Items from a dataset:
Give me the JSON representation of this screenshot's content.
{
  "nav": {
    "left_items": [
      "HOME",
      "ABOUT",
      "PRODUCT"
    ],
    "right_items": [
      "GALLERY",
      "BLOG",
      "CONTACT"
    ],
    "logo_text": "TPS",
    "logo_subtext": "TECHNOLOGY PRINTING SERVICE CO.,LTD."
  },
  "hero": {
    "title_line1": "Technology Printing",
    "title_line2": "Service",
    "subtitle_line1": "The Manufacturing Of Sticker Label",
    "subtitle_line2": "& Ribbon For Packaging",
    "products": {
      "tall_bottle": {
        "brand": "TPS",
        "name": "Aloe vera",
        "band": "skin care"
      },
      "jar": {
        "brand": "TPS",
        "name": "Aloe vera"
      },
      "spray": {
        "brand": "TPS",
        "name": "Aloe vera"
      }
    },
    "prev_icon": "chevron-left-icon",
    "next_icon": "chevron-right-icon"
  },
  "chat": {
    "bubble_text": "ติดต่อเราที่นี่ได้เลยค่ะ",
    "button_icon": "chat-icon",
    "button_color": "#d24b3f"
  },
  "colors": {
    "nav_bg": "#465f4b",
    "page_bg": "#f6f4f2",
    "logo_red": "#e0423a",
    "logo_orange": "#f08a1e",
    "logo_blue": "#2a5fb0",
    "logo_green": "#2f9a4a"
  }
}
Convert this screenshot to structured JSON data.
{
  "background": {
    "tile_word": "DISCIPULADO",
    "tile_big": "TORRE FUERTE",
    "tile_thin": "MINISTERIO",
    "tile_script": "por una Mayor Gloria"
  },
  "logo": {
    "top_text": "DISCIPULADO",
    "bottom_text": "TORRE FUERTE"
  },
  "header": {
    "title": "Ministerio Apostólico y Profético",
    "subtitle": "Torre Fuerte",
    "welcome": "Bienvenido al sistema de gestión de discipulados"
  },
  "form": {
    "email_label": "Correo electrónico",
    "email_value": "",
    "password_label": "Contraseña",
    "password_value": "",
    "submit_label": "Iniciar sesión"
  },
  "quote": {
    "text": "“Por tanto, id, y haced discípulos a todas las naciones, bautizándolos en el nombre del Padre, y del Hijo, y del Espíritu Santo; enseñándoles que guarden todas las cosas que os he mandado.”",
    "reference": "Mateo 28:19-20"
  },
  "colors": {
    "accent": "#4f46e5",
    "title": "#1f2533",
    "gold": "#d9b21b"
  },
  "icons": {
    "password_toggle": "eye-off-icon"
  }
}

The problem
Extract the complete set of records unchanged.

Solution for this problem
Give me the JSON representation of this screenshot's content.
{
  "nav": {
    "left_items": [
      "HOME",
      "ABOUT",
      "PRODUCT"
    ],
    "right_items": [
      "GALLERY",
      "BLOG",
      "CONTACT"
    ],
    "logo_text": "TPS",
    "logo_subtext": "TECHNOLOGY PRINTING SERVICE CO.,LTD."
  },
  "hero": {
    "title_line1": "Technology Printing",
    "title_line2": "Service",
    "subtitle_line1": "The Manufacturing Of Sticker Label",
    "subtitle_line2": "& Ribbon For Packaging",
    "products": {
      "tall_bottle": {
        "brand": "TPS",
        "name": "Aloe vera",
        "band": "skin care"
      },
      "jar": {
        "brand": "TPS",
        "name": "Aloe vera"
      },
      "spray": {
        "brand": "TPS",
        "name": "Aloe vera"
      }
    },
    "prev_icon": "chevron-left-icon",
    "next_icon": "chevron-right-icon"
  },
  "chat": {
    "bubble_text": "ติดต่อเราที่นี่ได้เลยค่ะ",
    "button_icon": "chat-icon",
    "button_color": "#d24b3f"
  },
  "colors": {
    "nav_bg": "#465f4b",
    "page_bg": "#f6f4f2",
    "logo_red": "#e0423a",
    "logo_orange": "#f08a1e",
    "logo_blue": "#2a5fb0",
    "logo_green": "#2f9a4a"
  }
}
Convert this screenshot to structured JSON data.
{
  "background": {
    "tile_word": "DISCIPULADO",
    "tile_big": "TORRE FUERTE",
    "tile_thin": "MINISTERIO",
    "tile_script": "por una Mayor Gloria"
  },
  "logo": {
    "top_text": "DISCIPULADO",
    "bottom_text": "TORRE FUERTE"
  },
  "header": {
    "title": "Ministerio Apostólico y Profético",
    "subtitle": "Torre Fuerte",
    "welcome": "Bienvenido al sistema de gestión de discipulados"
  },
  "form": {
    "email_label": "Correo electrónico",
    "email_value": "",
    "password_label": "Contraseña",
    "password_value": "",
    "submit_label": "Iniciar sesión"
  },
  "quote": {
    "text": "“Por tanto, id, y haced discípulos a todas las naciones, bautizándolos en el nombre del Padre, y del Hijo, y del Espíritu Santo; enseñándoles que guarden todas las cosas que os he mandado.”",
    "reference": "Mateo 28:19-20"
  },
  "colors": {
    "accent": "#4f46e5",
    "title": "#1f2533",
    "gold": "#d9b21b"
  },
  "icons": {
    "password_toggle": "eye-off-icon"
  }
}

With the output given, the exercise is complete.